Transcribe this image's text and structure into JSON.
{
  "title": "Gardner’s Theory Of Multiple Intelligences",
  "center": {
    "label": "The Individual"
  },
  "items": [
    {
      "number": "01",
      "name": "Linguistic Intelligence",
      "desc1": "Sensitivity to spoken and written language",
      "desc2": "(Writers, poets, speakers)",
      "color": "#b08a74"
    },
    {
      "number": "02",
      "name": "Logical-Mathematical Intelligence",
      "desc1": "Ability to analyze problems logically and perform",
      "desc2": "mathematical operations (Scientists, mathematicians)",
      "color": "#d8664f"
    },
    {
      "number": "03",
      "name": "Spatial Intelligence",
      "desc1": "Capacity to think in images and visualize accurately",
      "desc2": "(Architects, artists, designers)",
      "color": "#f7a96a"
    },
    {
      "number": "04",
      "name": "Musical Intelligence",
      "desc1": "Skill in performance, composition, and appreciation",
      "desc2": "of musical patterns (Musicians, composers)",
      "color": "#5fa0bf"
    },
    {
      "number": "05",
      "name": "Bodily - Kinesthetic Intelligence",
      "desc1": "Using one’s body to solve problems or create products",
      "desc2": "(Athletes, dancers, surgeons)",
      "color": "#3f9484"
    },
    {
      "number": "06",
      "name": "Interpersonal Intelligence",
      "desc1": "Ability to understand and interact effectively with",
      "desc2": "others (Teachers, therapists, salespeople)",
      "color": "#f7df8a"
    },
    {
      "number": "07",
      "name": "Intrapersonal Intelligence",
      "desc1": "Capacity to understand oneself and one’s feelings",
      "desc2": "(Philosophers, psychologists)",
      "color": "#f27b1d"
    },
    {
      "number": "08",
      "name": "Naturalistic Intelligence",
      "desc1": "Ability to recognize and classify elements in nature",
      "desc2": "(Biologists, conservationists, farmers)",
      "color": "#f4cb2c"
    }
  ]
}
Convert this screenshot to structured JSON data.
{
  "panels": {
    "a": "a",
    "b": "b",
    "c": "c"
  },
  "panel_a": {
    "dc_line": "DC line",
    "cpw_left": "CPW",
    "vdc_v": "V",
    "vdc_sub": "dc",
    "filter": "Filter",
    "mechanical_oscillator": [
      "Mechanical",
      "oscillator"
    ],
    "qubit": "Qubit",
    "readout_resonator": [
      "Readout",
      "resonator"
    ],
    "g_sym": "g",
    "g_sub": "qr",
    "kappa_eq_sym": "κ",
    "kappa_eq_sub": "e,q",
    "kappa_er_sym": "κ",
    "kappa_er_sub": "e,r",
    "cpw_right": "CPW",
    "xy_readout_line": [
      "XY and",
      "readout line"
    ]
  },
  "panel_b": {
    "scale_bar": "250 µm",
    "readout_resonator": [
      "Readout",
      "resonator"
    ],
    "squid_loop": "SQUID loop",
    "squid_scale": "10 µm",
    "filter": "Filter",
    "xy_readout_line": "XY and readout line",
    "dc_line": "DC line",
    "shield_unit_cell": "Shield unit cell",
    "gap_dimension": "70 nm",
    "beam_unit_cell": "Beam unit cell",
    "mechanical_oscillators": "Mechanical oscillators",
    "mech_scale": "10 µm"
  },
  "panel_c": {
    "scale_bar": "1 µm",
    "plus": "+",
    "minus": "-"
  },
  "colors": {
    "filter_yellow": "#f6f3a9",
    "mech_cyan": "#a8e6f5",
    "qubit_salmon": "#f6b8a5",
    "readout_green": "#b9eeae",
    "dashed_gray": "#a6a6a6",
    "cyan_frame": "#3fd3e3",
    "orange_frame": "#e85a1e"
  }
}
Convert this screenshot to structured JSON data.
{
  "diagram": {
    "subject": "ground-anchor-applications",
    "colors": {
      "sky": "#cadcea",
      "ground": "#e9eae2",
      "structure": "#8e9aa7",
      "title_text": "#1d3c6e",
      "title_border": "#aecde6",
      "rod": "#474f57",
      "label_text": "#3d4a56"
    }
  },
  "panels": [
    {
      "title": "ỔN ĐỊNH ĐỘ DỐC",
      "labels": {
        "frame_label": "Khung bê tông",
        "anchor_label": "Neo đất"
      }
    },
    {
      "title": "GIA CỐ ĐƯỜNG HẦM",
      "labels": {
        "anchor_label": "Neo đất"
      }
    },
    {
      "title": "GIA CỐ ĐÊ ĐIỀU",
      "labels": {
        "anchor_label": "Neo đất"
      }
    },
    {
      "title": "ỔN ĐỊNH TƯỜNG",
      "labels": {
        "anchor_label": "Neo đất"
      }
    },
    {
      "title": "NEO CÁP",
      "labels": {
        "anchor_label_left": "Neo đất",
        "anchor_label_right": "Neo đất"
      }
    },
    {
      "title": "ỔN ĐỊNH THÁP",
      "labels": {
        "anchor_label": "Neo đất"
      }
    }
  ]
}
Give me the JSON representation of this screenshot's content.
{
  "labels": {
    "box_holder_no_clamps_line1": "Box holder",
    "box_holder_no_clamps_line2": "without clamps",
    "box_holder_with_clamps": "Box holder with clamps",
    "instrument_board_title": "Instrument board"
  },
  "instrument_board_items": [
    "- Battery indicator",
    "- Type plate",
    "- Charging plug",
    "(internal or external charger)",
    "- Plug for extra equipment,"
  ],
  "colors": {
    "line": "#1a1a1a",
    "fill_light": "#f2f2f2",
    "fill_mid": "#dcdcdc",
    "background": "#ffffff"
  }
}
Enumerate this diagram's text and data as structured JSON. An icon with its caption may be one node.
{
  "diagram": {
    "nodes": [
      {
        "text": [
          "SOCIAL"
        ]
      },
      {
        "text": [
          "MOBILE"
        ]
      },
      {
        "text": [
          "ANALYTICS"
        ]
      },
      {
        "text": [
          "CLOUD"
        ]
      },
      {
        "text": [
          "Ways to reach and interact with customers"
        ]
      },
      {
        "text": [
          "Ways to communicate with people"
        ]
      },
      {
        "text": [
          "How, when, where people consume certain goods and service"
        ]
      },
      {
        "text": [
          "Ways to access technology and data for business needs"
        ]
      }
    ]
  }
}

_ _ _ _ _ _ _

### GIVEN EXERCISE
The records above must be output exactly, in full.

### THE RESPONSE
Transcribe this image's text and structure into JSON.
{
  "title": "Gardner’s Theory Of Multiple Intelligences",
  "center": {
    "label": "The Individual"
  },
  "items": [
    {
      "number": "01",
      "name": "Linguistic Intelligence",
      "desc1": "Sensitivity to spoken and written language",
      "desc2": "(Writers, poets, speakers)",
      "color": "#b08a74"
    },
    {
      "number": "02",
      "name": "Logical-Mathematical Intelligence",
      "desc1": "Ability to analyze problems logically and perform",
      "desc2": "mathematical operations (Scientists, mathematicians)",
      "color": "#d8664f"
    },
    {
      "number": "03",
      "name": "Spatial Intelligence",
      "desc1": "Capacity to think in images and visualize accurately",
      "desc2": "(Architects, artists, designers)",
      "color": "#f7a96a"
    },
    {
      "number": "04",
      "name": "Musical Intelligence",
      "desc1": "Skill in performance, composition, and appreciation",
      "desc2": "of musical patterns (Musicians, composers)",
      "color": "#5fa0bf"
    },
    {
      "number": "05",
      "name": "Bodily - Kinesthetic Intelligence",
      "desc1": "Using one’s body to solve problems or create products",
      "desc2": "(Athletes, dancers, surgeons)",
      "color": "#3f9484"
    },
    {
      "number": "06",
      "name": "Interpersonal Intelligence",
      "desc1": "Ability to understand and interact effectively with",
      "desc2": "others (Teachers, therapists, salespeople)",
      "color": "#f7df8a"
    },
    {
      "number": "07",
      "name": "Intrapersonal Intelligence",
      "desc1": "Capacity to understand oneself and one’s feelings",
      "desc2": "(Philosophers, psychologists)",
      "color": "#f27b1d"
    },
    {
      "number": "08",
      "name": "Naturalistic Intelligence",
      "desc1": "Ability to recognize and classify elements in nature",
      "desc2": "(Biologists, conservationists, farmers)",
      "color": "#f4cb2c"
    }
  ]
}
Convert this screenshot to structured JSON data.
{
  "panels": {
    "a": "a",
    "b": "b",
    "c": "c"
  },
  "panel_a": {
    "dc_line": "DC line",
    "cpw_left": "CPW",
    "vdc_v": "V",
    "vdc_sub": "dc",
    "filter": "Filter",
    "mechanical_oscillator": [
      "Mechanical",
      "oscillator"
    ],
    "qubit": "Qubit",
    "readout_resonator": [
      "Readout",
      "resonator"
    ],
    "g_sym": "g",
    "g_sub": "qr",
    "kappa_eq_sym": "κ",
    "kappa_eq_sub": "e,q",
    "kappa_er_sym": "κ",
    "kappa_er_sub": "e,r",
    "cpw_right": "CPW",
    "xy_readout_line": [
      "XY and",
      "readout line"
    ]
  },
  "panel_b": {
    "scale_bar": "250 µm",
    "readout_resonator": [
      "Readout",
      "resonator"
    ],
    "squid_loop": "SQUID loop",
    "squid_scale": "10 µm",
    "filter": "Filter",
    "xy_readout_line": "XY and readout line",
    "dc_line": "DC line",
    "shield_unit_cell": "Shield unit cell",
    "gap_dimension": "70 nm",
    "beam_unit_cell": "Beam unit cell",
    "mechanical_oscillators": "Mechanical oscillators",
    "mech_scale": "10 µm"
  },
  "panel_c": {
    "scale_bar": "1 µm",
    "plus": "+",
    "minus": "-"
  },
  "colors": {
    "filter_yellow": "#f6f3a9",
    "mech_cyan": "#a8e6f5",
    "qubit_salmon": "#f6b8a5",
    "readout_green": "#b9eeae",
    "dashed_gray": "#a6a6a6",
    "cyan_frame": "#3fd3e3",
    "orange_frame": "#e85a1e"
  }
}
Convert this screenshot to structured JSON data.
{
  "diagram": {
    "subject": "ground-anchor-applications",
    "colors": {
      "sky": "#cadcea",
      "ground": "#e9eae2",
      "structure": "#8e9aa7",
      "title_text": "#1d3c6e",
      "title_border": "#aecde6",
      "rod": "#474f57",
      "label_text": "#3d4a56"
    }
  },
  "panels": [
    {
      "title": "ỔN ĐỊNH ĐỘ DỐC",
      "labels": {
        "frame_label": "Khung bê tông",
        "anchor_label": "Neo đất"
      }
    },
    {
      "title": "GIA CỐ ĐƯỜNG HẦM",
      "labels": {
        "anchor_label": "Neo đất"
      }
    },
    {
      "title": "GIA CỐ ĐÊ ĐIỀU",
      "labels": {
        "anchor_label": "Neo đất"
      }
    },
    {
      "title": "ỔN ĐỊNH TƯỜNG",
      "labels": {
        "anchor_label": "Neo đất"
      }
    },
    {
      "title": "NEO CÁP",
      "labels": {
        "anchor_label_left": "Neo đất",
        "anchor_label_right": "Neo đất"
      }
    },
    {
      "title": "ỔN ĐỊNH THÁP",
      "labels": {
        "anchor_label": "Neo đất"
      }
    }
  ]
}
Give me the JSON representation of this screenshot's content.
{
  "labels": {
    "box_holder_no_clamps_line1": "Box holder",
    "box_holder_no_clamps_line2": "without clamps",
    "box_holder_with_clamps": "Box holder with clamps",
    "instrument_board_title": "Instrument board"
  },
  "instrument_board_items": [
    "- Battery indicator",
    "- Type plate",
    "- Charging plug",
    "(internal or external charger)",
    "- Plug for extra equipment,"
  ],
  "colors": {
    "line": "#1a1a1a",
    "fill_light": "#f2f2f2",
    "fill_mid": "#dcdcdc",
    "background": "#ffffff"
  }
}
Enumerate this diagram's text and data as structured JSON. An icon with its caption may be one node.
{
  "diagram": {
    "nodes": [
      {
        "text": [
          "SOCIAL"
        ]
      },
      {
        "text": [
          "MOBILE"
        ]
      },
      {
        "text": [
          "ANALYTICS"
        ]
      },
      {
        "text": [
          "CLOUD"
        ]
      },
      {
        "text": [
          "Ways to reach and interact with customers"
        ]
      },
      {
        "text": [
          "Ways to communicate with people"
        ]
      },
      {
        "text": [
          "How, when, where people consume certain goods and service"
        ]
      },
      {
        "text": [
          "Ways to access technology and data for business needs"
        ]
      }
    ]
  }
}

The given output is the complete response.